> _Your goal_:
Examine the entries and show every line in which the word "page" is found.

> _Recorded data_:
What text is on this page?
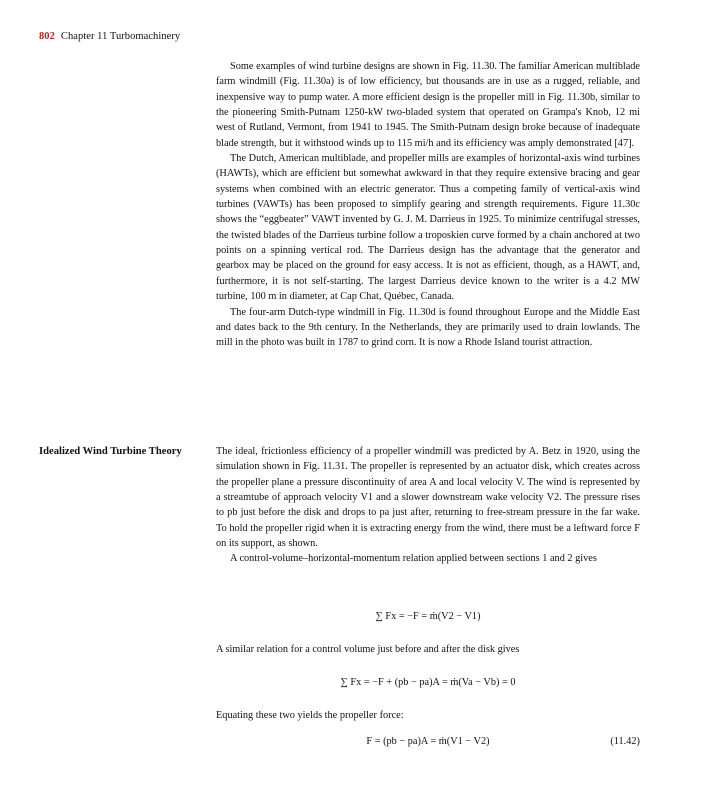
802 Chapter 11 Turbomachinery

Some examples of wind turbine designs are shown in Fig. 11.30. The familiar American multiblade farm windmill (Fig. 11.30a) is of low efficiency, but thousands are in use as a rugged, reliable, and inexpensive way to pump water. A more efficient design is the propeller mill in Fig. 11.30b, similar to the pioneering Smith-Putnam 1250-kW two-bladed system that operated on Grampa's Knob, 12 mi west of Rutland, Vermont, from 1941 to 1945. The Smith-Putnam design broke because of inadequate blade strength, but it withstood winds up to 115 mi/h and its efficiency was amply demonstrated [47].

The Dutch, American multiblade, and propeller mills are examples of horizontal-axis wind turbines (HAWTs), which are efficient but somewhat awkward in that they require extensive bracing and gear systems when combined with an electric generator. Thus a competing family of vertical-axis wind turbines (VAWTs) has been proposed to simplify gearing and strength requirements. Figure 11.30c shows the “eggbeater” VAWT invented by G. J. M. Darrieus in 1925. To minimize centrifugal stresses, the twisted blades of the Darrieus turbine follow a troposkien curve formed by a chain anchored at two points on a spinning vertical rod. The Darrieus design has the advantage that the generator and gearbox may be placed on the ground for easy access. It is not as efficient, though, as a HAWT, and, furthermore, it is not self-starting. The largest Darrieus device known to the writer is a 4.2 MW turbine, 100 m in diameter, at Cap Chat, Québec, Canada.

The four-arm Dutch-type windmill in Fig. 11.30d is found throughout Europe and the Middle East and dates back to the 9th century. In the Netherlands, they are primarily used to drain lowlands. The mill in the photo was built in 1787 to grind corn. It is now a Rhode Island tourist attraction.

Idealized Wind Turbine Theory	The ideal, frictionless efficiency of a propeller windmill was predicted by A. Betz in 1920, using the simulation shown in Fig. 11.31. The propeller is represented by an actuator disk, which creates across the propeller plane a pressure discontinuity of area A and local velocity V. The wind is represented by a streamtube of approach velocity V1 and a slower downstream wake velocity V2. The pressure rises to pb just before the disk and drops to pa just after, returning to free-stream pressure in the far wake. To hold the propeller rigid when it is extracting energy from the wind, there must be a leftward force F on its support, as shown.

A control-volume–horizontal-momentum relation applied between sections 1 and 2 gives

∑ Fx = −F = ṁ(V2 − V1)
A similar relation for a control volume just before and after the disk gives
∑ Fx = −F + (pb − pa)A = ṁ(Va − Vb) = 0
Equating these two yields the propeller force:
F = (pb − pa)A = ṁ(V1 − V2)	(11.42)
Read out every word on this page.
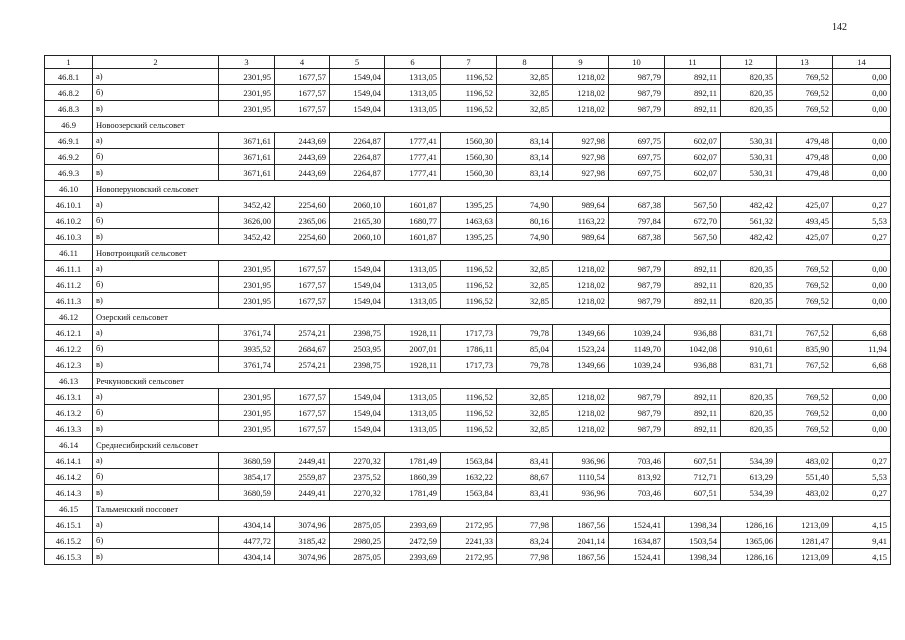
142
1	2	3	4	5	6	7	8	9	10	11	12	13	14
46.8.1	а)	2301,95	1677,57	1549,04	1313,05	1196,52	32,85	1218,02	987,79	892,11	820,35	769,52	0,00
46.8.2	б)	2301,95	1677,57	1549,04	1313,05	1196,52	32,85	1218,02	987,79	892,11	820,35	769,52	0,00
46.8.3	в)	2301,95	1677,57	1549,04	1313,05	1196,52	32,85	1218,02	987,79	892,11	820,35	769,52	0,00
46.9	Новоозерский сельсовет												
46.9.1	а)	3671,61	2443,69	2264,87	1777,41	1560,30	83,14	927,98	697,75	602,07	530,31	479,48	0,00
46.9.2	б)	3671,61	2443,69	2264,87	1777,41	1560,30	83,14	927,98	697,75	602,07	530,31	479,48	0,00
46.9.3	в)	3671,61	2443,69	2264,87	1777,41	1560,30	83,14	927,98	697,75	602,07	530,31	479,48	0,00
46.10	Новоперуновский сельсовет												
46.10.1	а)	3452,42	2254,60	2060,10	1601,87	1395,25	74,90	989,64	687,38	567,50	482,42	425,07	0,27
46.10.2	б)	3626,00	2365,06	2165,30	1680,77	1463,63	80,16	1163,22	797,84	672,70	561,32	493,45	5,53
46.10.3	в)	3452,42	2254,60	2060,10	1601,87	1395,25	74,90	989,64	687,38	567,50	482,42	425,07	0,27
46.11	Новотроицкий сельсовет												
46.11.1	а)	2301,95	1677,57	1549,04	1313,05	1196,52	32,85	1218,02	987,79	892,11	820,35	769,52	0,00
46.11.2	б)	2301,95	1677,57	1549,04	1313,05	1196,52	32,85	1218,02	987,79	892,11	820,35	769,52	0,00
46.11.3	в)	2301,95	1677,57	1549,04	1313,05	1196,52	32,85	1218,02	987,79	892,11	820,35	769,52	0,00
46.12	Озерский сельсовет												
46.12.1	а)	3761,74	2574,21	2398,75	1928,11	1717,73	79,78	1349,66	1039,24	936,88	831,71	767,52	6,68
46.12.2	б)	3935,52	2684,67	2503,95	2007,01	1786,11	85,04	1523,24	1149,70	1042,08	910,61	835,90	11,94
46.12.3	в)	3761,74	2574,21	2398,75	1928,11	1717,73	79,78	1349,66	1039,24	936,88	831,71	767,52	6,68
46.13	Речкуновский сельсовет												
46.13.1	а)	2301,95	1677,57	1549,04	1313,05	1196,52	32,85	1218,02	987,79	892,11	820,35	769,52	0,00
46.13.2	б)	2301,95	1677,57	1549,04	1313,05	1196,52	32,85	1218,02	987,79	892,11	820,35	769,52	0,00
46.13.3	в)	2301,95	1677,57	1549,04	1313,05	1196,52	32,85	1218,02	987,79	892,11	820,35	769,52	0,00
46.14	Среднесибирский сельсовет												
46.14.1	а)	3680,59	2449,41	2270,32	1781,49	1563,84	83,41	936,96	703,46	607,51	534,39	483,02	0,27
46.14.2	б)	3854,17	2559,87	2375,52	1860,39	1632,22	88,67	1110,54	813,92	712,71	613,29	551,40	5,53
46.14.3	в)	3680,59	2449,41	2270,32	1781,49	1563,84	83,41	936,96	703,46	607,51	534,39	483,02	0,27
46.15	Тальменский поссовет												
46.15.1	а)	4304,14	3074,96	2875,05	2393,69	2172,95	77,98	1867,56	1524,41	1398,34	1286,16	1213,09	4,15
46.15.2	б)	4477,72	3185,42	2980,25	2472,59	2241,33	83,24	2041,14	1634,87	1503,54	1365,06	1281,47	9,41
46.15.3	в)	4304,14	3074,96	2875,05	2393,69	2172,95	77,98	1867,56	1524,41	1398,34	1286,16	1213,09	4,15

> _Complete answer_:
What text is on this page?
Read out every word on this page.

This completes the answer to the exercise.